▶ STATED PROBLEM
Write out the listing below exactly, and omit any images you find in it.
==================================================
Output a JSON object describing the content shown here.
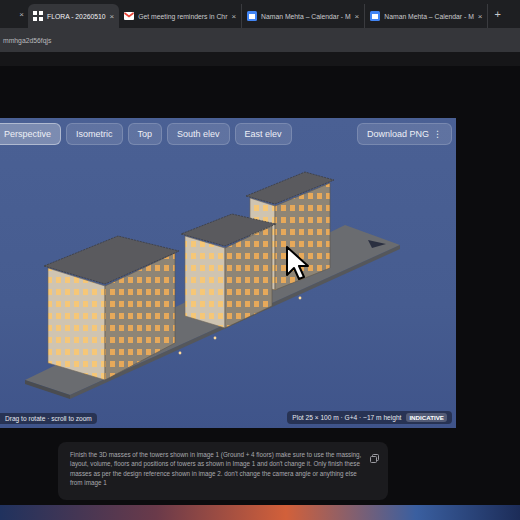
{
  "browser": {
    "partial_tab_close": "×",
    "tabs": [
      {
        "label": "FLORA - 20260510",
        "close": "×",
        "selected": true,
        "kind": "flora"
      },
      {
        "label": "Get meeting reminders in Chr",
        "close": "×",
        "selected": false,
        "kind": "gmail"
      },
      {
        "label": "Naman Mehta – Calendar - M",
        "close": "×",
        "selected": false,
        "kind": "calendar"
      },
      {
        "label": "Naman Mehta – Calendar - M",
        "close": "×",
        "selected": false,
        "kind": "calendar"
      }
    ],
    "new_tab": "+",
    "address": "mmhga2d56fqjs"
  },
  "viewer": {
    "views": [
      {
        "label": "Perspective",
        "selected": true
      },
      {
        "label": "Isometric",
        "selected": false
      },
      {
        "label": "Top",
        "selected": false
      },
      {
        "label": "South elev",
        "selected": false
      },
      {
        "label": "East elev",
        "selected": false
      }
    ],
    "download": "Download PNG",
    "menu": "⋮",
    "hint": "Drag to rotate · scroll to zoom",
    "info": "Plot 25 × 100 m · G+4 · ~17 m height",
    "badge": "INDICATIVE"
  },
  "prompt": {
    "text": "Finish the 3D masses of the towers shown in image 1 (Ground + 4 floors) make sure to use the massing, layout, volume, floors and positions of towers as shown in Image 1 and don't change it. Only finish these masses as per the design reference shown in image 2. don't change the camera angle or anything else from image 1"
  }
}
==================================================
▶ TASK OUTPUT
Output a JSON object describing the content shown here.
{
  "browser": {
    "partial_tab_close": "×",
    "tabs": [
      {
        "label": "FLORA - 20260510",
        "close": "×",
        "selected": true,
        "kind": "flora"
      },
      {
        "label": "Get meeting reminders in Chr",
        "close": "×",
        "selected": false,
        "kind": "gmail"
      },
      {
        "label": "Naman Mehta – Calendar - M",
        "close": "×",
        "selected": false,
        "kind": "calendar"
      },
      {
        "label": "Naman Mehta – Calendar - M",
        "close": "×",
        "selected": false,
        "kind": "calendar"
      }
    ],
    "new_tab": "+",
    "address": "mmhga2d56fqjs"
  },
  "viewer": {
    "views": [
      {
        "label": "Perspective",
        "selected": true
      },
      {
        "label": "Isometric",
        "selected": false
      },
      {
        "label": "Top",
        "selected": false
      },
      {
        "label": "South elev",
        "selected": false
      },
      {
        "label": "East elev",
        "selected": false
      }
    ],
    "download": "Download PNG",
    "menu": "⋮",
    "hint": "Drag to rotate · scroll to zoom",
    "info": "Plot 25 × 100 m · G+4 · ~17 m height",
    "badge": "INDICATIVE"
  },
  "prompt": {
    "text": "Finish the 3D masses of the towers shown in image 1 (Ground + 4 floors) make sure to use the massing, layout, volume, floors and positions of towers as shown in Image 1 and don't change it. Only finish these masses as per the design reference shown in image 2. don't change the camera angle or anything else from image 1"
  }
}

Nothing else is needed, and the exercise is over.